_GIVEN PROBLEM_
Search the material below for the word "this" and copy every line in which it occurs.

====== DATASET ======

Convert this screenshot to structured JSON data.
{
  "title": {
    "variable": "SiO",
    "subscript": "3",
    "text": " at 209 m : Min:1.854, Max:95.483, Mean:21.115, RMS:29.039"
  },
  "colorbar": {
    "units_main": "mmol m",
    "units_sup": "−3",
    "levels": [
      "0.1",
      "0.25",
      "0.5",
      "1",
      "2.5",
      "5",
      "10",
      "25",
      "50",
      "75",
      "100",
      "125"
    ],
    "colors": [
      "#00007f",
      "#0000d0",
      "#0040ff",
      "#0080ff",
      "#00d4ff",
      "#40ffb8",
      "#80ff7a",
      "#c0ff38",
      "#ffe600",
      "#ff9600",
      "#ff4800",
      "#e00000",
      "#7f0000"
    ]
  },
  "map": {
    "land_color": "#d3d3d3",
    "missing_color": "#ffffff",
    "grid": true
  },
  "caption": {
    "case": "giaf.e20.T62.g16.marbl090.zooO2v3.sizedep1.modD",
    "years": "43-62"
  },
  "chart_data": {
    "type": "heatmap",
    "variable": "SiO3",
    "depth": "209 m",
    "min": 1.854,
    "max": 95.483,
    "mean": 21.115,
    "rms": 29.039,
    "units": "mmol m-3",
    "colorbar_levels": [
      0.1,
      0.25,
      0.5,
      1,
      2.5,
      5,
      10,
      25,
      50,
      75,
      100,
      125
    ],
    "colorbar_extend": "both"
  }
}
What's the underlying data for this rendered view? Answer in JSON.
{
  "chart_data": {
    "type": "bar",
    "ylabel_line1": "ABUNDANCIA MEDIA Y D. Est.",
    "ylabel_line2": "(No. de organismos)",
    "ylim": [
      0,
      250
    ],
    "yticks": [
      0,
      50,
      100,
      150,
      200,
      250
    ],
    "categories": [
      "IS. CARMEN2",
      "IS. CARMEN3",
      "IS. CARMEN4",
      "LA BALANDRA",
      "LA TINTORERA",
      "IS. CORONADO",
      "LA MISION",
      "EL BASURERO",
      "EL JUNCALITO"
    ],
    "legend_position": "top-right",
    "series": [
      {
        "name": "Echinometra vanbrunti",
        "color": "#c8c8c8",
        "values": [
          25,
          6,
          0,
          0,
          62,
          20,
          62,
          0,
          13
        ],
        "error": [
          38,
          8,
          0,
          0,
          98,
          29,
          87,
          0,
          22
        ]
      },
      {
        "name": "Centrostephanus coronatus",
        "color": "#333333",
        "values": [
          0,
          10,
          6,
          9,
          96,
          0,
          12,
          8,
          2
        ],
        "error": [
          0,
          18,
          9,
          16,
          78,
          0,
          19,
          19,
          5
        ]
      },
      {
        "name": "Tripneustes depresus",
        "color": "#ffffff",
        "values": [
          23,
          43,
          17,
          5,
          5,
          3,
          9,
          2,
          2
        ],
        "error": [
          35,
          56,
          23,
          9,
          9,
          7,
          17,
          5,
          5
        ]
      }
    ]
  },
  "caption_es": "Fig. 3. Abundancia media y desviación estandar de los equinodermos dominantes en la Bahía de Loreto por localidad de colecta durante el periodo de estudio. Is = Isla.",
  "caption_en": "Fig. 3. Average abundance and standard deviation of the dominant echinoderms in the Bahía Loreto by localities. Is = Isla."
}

======

_REPLY TO THE TASK_
Convert this screenshot to structured JSON data.
What's the underlying data for this rendered view? Answer in JSON.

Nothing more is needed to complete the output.